» Task brief: Reproduce each line that includes the word "你是怎样列式的".

── Given data

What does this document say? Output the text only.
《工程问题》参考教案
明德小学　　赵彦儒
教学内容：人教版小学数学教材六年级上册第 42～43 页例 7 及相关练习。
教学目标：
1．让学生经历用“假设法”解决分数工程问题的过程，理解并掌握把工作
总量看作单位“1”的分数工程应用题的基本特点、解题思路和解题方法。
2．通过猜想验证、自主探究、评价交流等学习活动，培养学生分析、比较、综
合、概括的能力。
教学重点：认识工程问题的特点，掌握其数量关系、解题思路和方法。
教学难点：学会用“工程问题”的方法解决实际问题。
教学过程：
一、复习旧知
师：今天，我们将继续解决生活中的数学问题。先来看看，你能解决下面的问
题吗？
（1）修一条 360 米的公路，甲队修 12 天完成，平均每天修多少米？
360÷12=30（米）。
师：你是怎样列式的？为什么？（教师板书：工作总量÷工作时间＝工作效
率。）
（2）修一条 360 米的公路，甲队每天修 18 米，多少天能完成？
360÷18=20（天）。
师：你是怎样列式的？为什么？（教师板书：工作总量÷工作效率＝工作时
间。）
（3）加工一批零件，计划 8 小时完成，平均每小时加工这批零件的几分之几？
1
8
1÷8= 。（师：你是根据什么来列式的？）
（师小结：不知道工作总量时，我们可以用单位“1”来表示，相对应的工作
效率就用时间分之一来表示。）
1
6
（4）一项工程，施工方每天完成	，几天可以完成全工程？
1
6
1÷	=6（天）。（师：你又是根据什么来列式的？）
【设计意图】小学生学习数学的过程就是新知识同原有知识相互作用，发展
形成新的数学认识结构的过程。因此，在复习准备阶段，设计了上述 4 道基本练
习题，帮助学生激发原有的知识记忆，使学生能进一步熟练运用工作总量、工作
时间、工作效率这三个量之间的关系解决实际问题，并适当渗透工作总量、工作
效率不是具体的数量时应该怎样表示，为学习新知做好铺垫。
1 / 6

────

» Task result:
师：你是怎样列式的？为什么？（教师板书：工作总量÷工作时间＝工作效
师：你是怎样列式的？为什么？（教师板书：工作总量÷工作效率＝工作时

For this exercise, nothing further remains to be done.